[Task] Copy out all the lines in the records that include the word "content".

*** Given entries

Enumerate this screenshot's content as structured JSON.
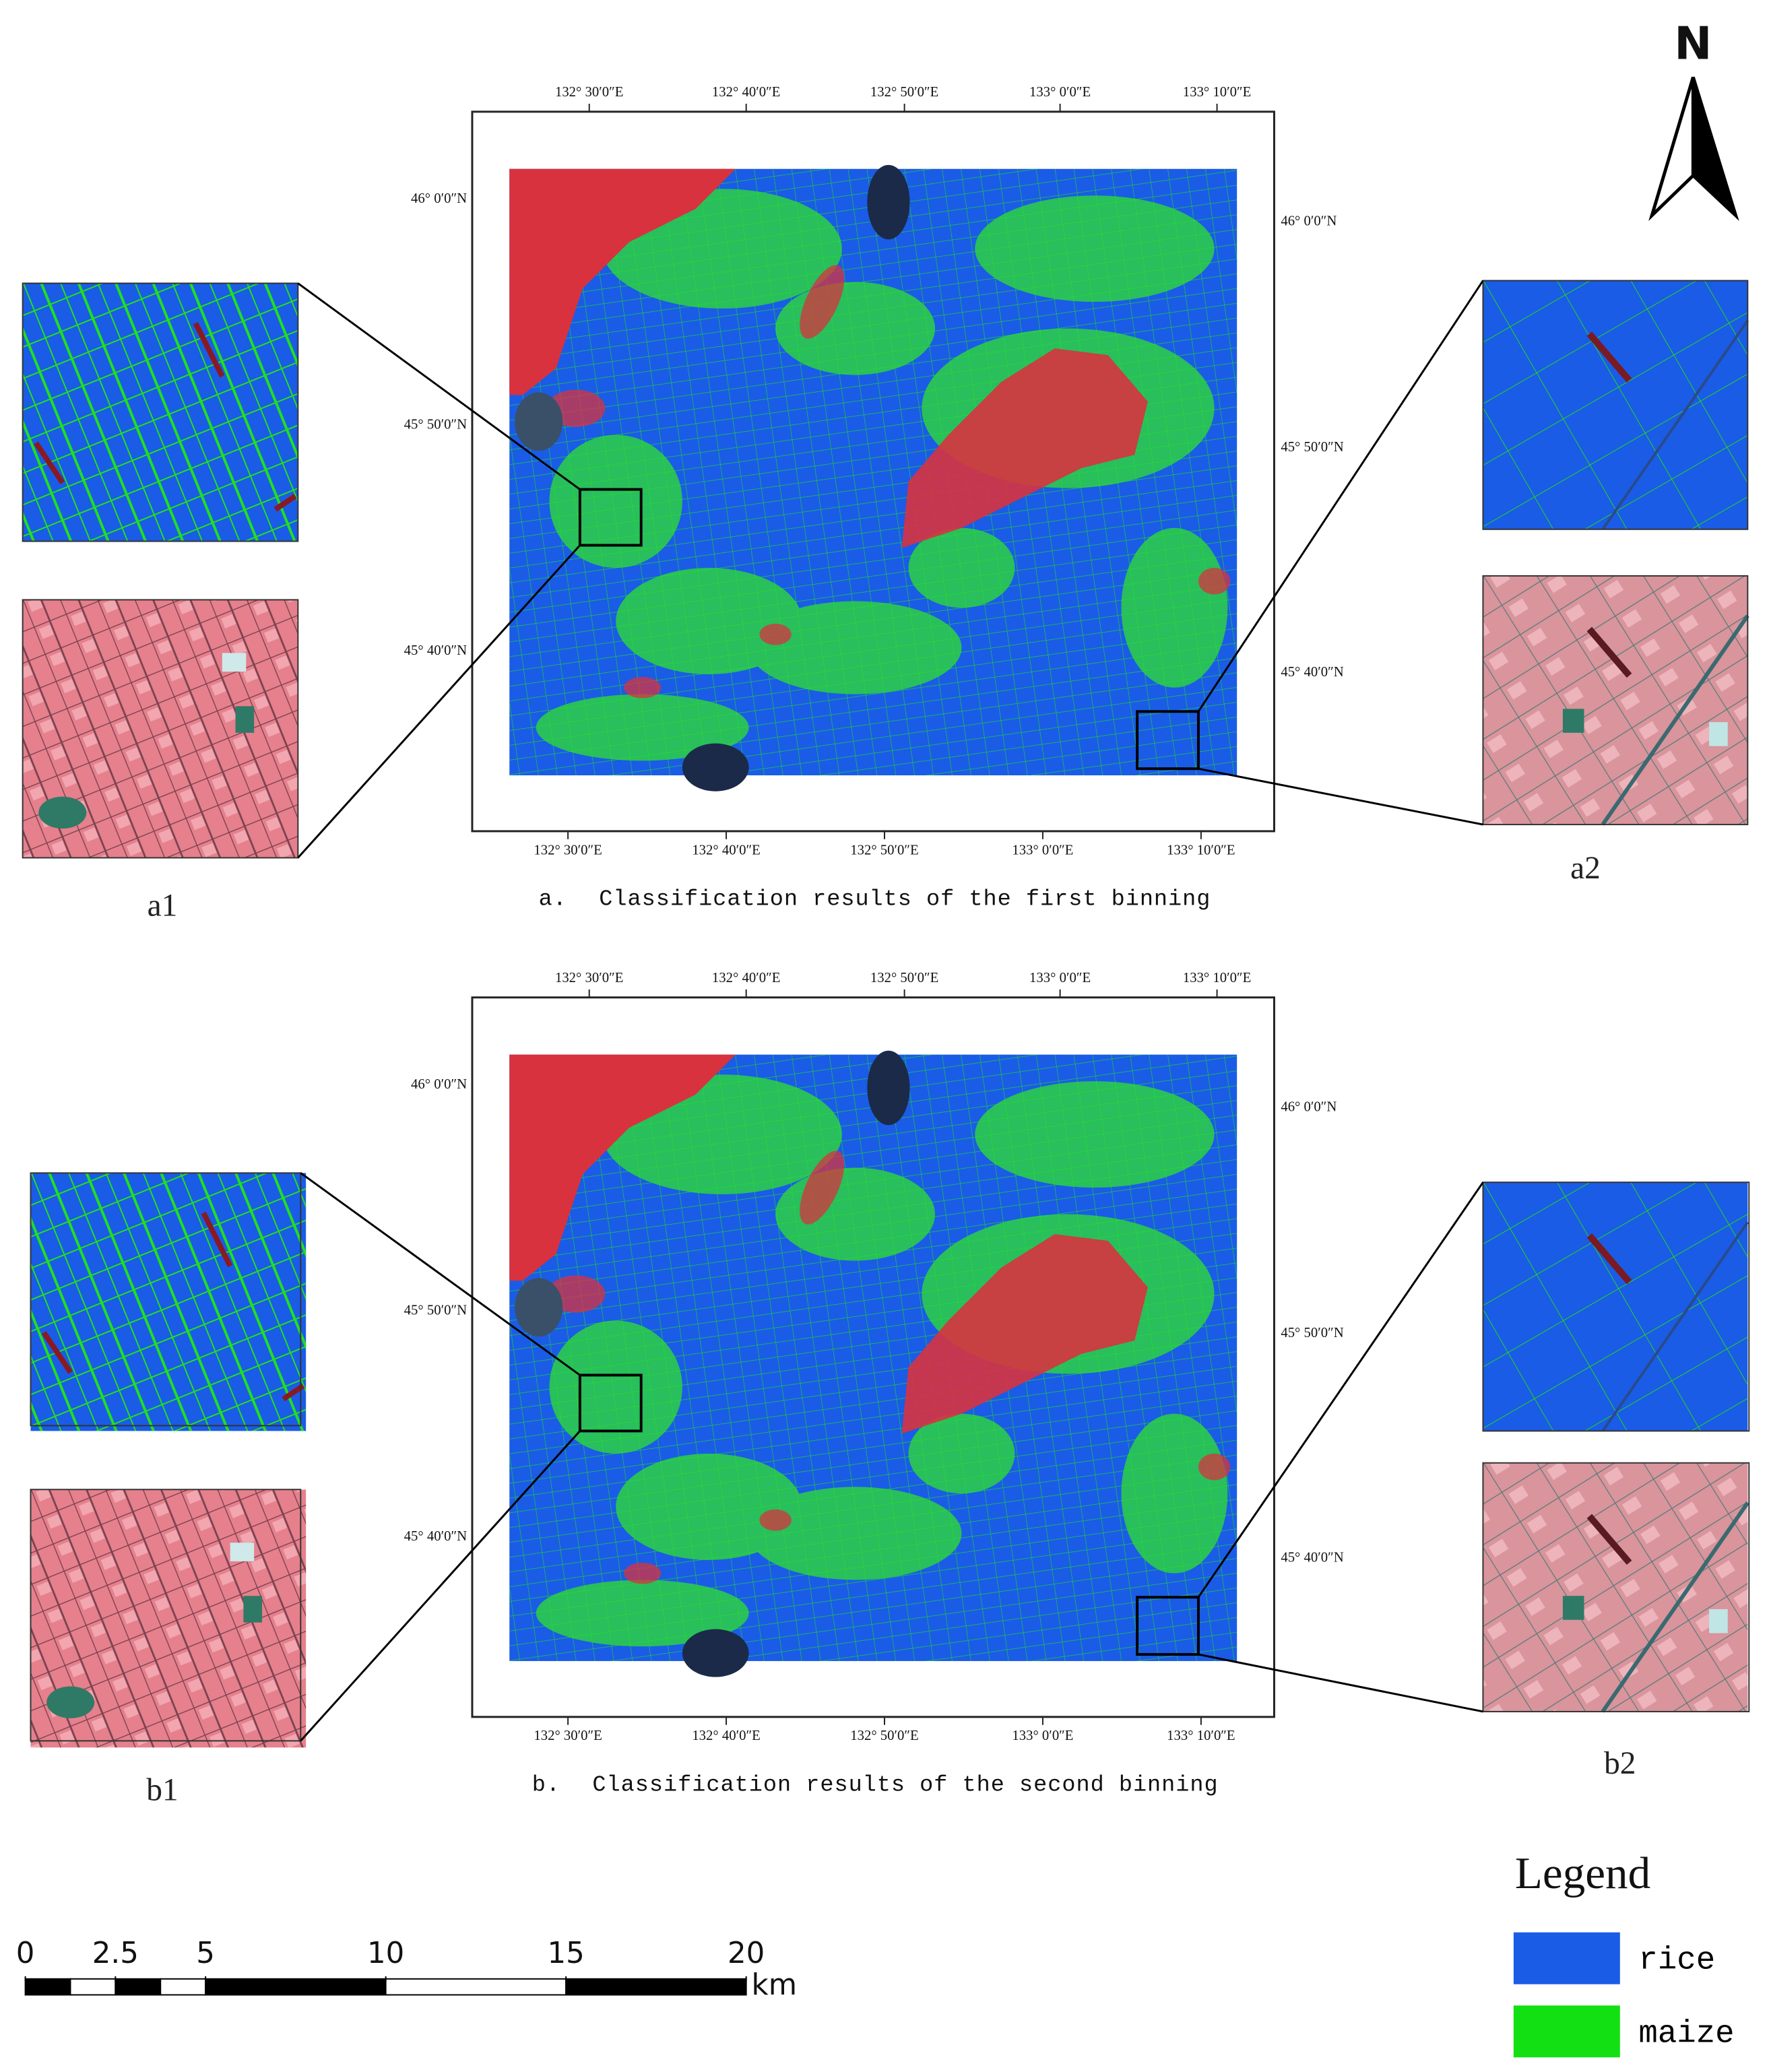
{
  "north": "N",
  "panels": [
    {
      "top_labels": [
        "132° 30′0″E",
        "132° 40′0″E",
        "132° 50′0″E",
        "133° 0′0″E",
        "133° 10′0″E"
      ],
      "bottom_labels": [
        "132° 30′0″E",
        "132° 40′0″E",
        "132° 50′0″E",
        "133° 0′0″E",
        "133° 10′0″E"
      ],
      "left_labels": [
        "46° 0′0″N",
        "45° 50′0″N",
        "45° 40′0″N"
      ],
      "right_labels": [
        "46° 0′0″N",
        "45° 50′0″N",
        "45° 40′0″N"
      ],
      "caption_letter": "a.",
      "caption": "Classification results of the first binning",
      "inset_left": "a1",
      "inset_right": "a2"
    },
    {
      "top_labels": [
        "132° 30′0″E",
        "132° 40′0″E",
        "132° 50′0″E",
        "133° 0′0″E",
        "133° 10′0″E"
      ],
      "bottom_labels": [
        "132° 30′0″E",
        "132° 40′0″E",
        "132° 50′0″E",
        "133° 0′0″E",
        "133° 10′0″E"
      ],
      "left_labels": [
        "46° 0′0″N",
        "45° 50′0″N",
        "45° 40′0″N"
      ],
      "right_labels": [
        "46° 0′0″N",
        "45° 50′0″N",
        "45° 40′0″N"
      ],
      "caption_letter": "b.",
      "caption": "Classification results of the second binning",
      "inset_left": "b1",
      "inset_right": "b2"
    }
  ],
  "legend": {
    "title": "Legend",
    "items": [
      {
        "label": "rice",
        "color": "#1a5ce6"
      },
      {
        "label": "maize",
        "color": "#12e012"
      }
    ]
  },
  "scale_bar": {
    "ticks": [
      0,
      2.5,
      5,
      10,
      15,
      20
    ],
    "unit": "km"
  }
}
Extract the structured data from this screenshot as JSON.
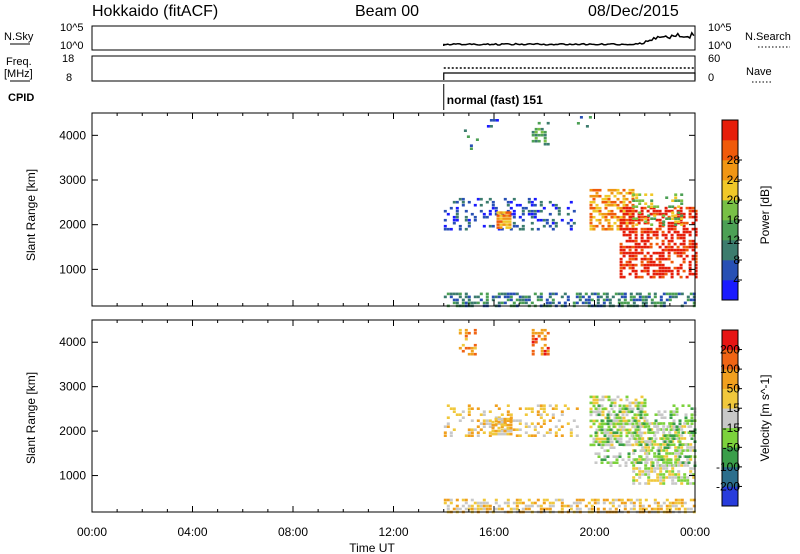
{
  "header": {
    "site": "Hokkaido (fitACF)",
    "beam": "Beam 00",
    "date": "08/Dec/2015"
  },
  "left_labels": {
    "nsky": "N.Sky",
    "freq_top": "Freq.",
    "freq_unit": "[MHz]",
    "cpid": "CPID"
  },
  "right_labels": {
    "nsearch": "N.Search",
    "nave": "Nave"
  },
  "strip_ticks": {
    "nsky_top": "10^5",
    "nsky_bottom": "10^0",
    "nsearch_top": "10^5",
    "nsearch_bottom": "10^0",
    "freq_top": "18",
    "freq_bottom": "8",
    "nave_top": "60",
    "nave_bottom": "0"
  },
  "cpid_text": "normal (fast) 151",
  "colors": {
    "power": [
      "#1a1aff",
      "#2850b4",
      "#3c7c6e",
      "#4ca055",
      "#78c046",
      "#f0c828",
      "#f09614",
      "#f05a0a",
      "#e61e0a"
    ],
    "velocity": [
      "#283cdc",
      "#2c6e8c",
      "#3a9e4a",
      "#7cd23c",
      "#c8c8c8",
      "#f0c83c",
      "#f0a01e",
      "#f06414",
      "#e61414"
    ],
    "ground_scatter": "#a0a0a0"
  },
  "chart_data": {
    "type": "heatmap",
    "time_axis": {
      "xlabel": "Time UT",
      "range_hours": [
        0,
        24
      ],
      "ticks": [
        0,
        4,
        8,
        12,
        16,
        20,
        24
      ],
      "tick_labels": [
        "00:00",
        "04:00",
        "08:00",
        "12:00",
        "16:00",
        "20:00",
        "00:00"
      ]
    },
    "range_axis": {
      "ylabel": "Slant Range [km]",
      "ylim": [
        180,
        4500
      ],
      "ticks": [
        1000,
        2000,
        3000,
        4000
      ],
      "tick_labels": [
        "1000",
        "2000",
        "3000",
        "4000"
      ]
    },
    "data_start_hour": 14,
    "panels": [
      {
        "name": "power",
        "colorbar_label": "Power [dB]",
        "colorbar_ticks": [
          "4",
          "8",
          "12",
          "16",
          "20",
          "24",
          "28"
        ],
        "regions": [
          {
            "t": [
              14.0,
              24.0
            ],
            "r": [
              200,
              480
            ],
            "density": 0.55,
            "level": 2
          },
          {
            "t": [
              14.8,
              15.3
            ],
            "r": [
              3700,
              4200
            ],
            "density": 0.2,
            "level": 2
          },
          {
            "t": [
              15.6,
              16.3
            ],
            "r": [
              4200,
              4500
            ],
            "density": 0.15,
            "level": 1
          },
          {
            "t": [
              17.5,
              18.1
            ],
            "r": [
              3800,
              4300
            ],
            "density": 0.35,
            "level": 3
          },
          {
            "t": [
              19.3,
              19.8
            ],
            "r": [
              4200,
              4500
            ],
            "density": 0.15,
            "level": 2
          },
          {
            "t": [
              14.0,
              19.3
            ],
            "r": [
              1900,
              2600
            ],
            "density": 0.28,
            "level": 1
          },
          {
            "t": [
              16.1,
              16.6
            ],
            "r": [
              1950,
              2300
            ],
            "density": 0.9,
            "level": 6
          },
          {
            "t": [
              19.8,
              21.5
            ],
            "r": [
              1900,
              2800
            ],
            "density": 0.65,
            "level": 6
          },
          {
            "t": [
              21.0,
              24.0
            ],
            "r": [
              800,
              2400
            ],
            "density": 0.6,
            "level": 8
          },
          {
            "t": [
              21.5,
              23.5
            ],
            "r": [
              2000,
              2700
            ],
            "density": 0.3,
            "level": 4
          }
        ]
      },
      {
        "name": "velocity",
        "colorbar_label": "Velocity [m s^-1]",
        "colorbar_ticks": [
          "200",
          "100",
          "50",
          "15",
          "-15",
          "-50",
          "-100",
          "-200"
        ],
        "regions": [
          {
            "t": [
              14.0,
              24.0
            ],
            "r": [
              200,
              480
            ],
            "density": 0.55,
            "level": 5
          },
          {
            "t": [
              14.6,
              15.3
            ],
            "r": [
              3700,
              4300
            ],
            "density": 0.3,
            "level": 6
          },
          {
            "t": [
              17.5,
              18.1
            ],
            "r": [
              3700,
              4300
            ],
            "density": 0.5,
            "level": 7
          },
          {
            "t": [
              14.0,
              19.3
            ],
            "r": [
              1900,
              2600
            ],
            "density": 0.28,
            "level": 5
          },
          {
            "t": [
              15.9,
              16.7
            ],
            "r": [
              1900,
              2300
            ],
            "density": 0.85,
            "level": 5
          },
          {
            "t": [
              19.8,
              22.0
            ],
            "r": [
              1700,
              2800
            ],
            "density": 0.6,
            "level": 4
          },
          {
            "t": [
              21.5,
              24.0
            ],
            "r": [
              800,
              2200
            ],
            "density": 0.6,
            "level": 4
          },
          {
            "t": [
              20.0,
              24.0
            ],
            "r": [
              1200,
              2600
            ],
            "density": 0.3,
            "level": 3
          }
        ]
      }
    ]
  }
}
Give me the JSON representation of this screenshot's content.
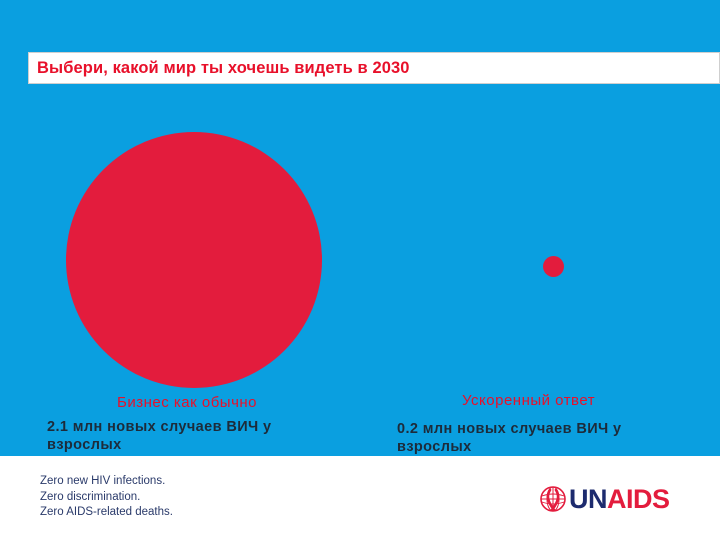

******

[Answer]
Enumerate this screenshot's content as structured JSON.
Give me the JSON representation of this screenshot's content.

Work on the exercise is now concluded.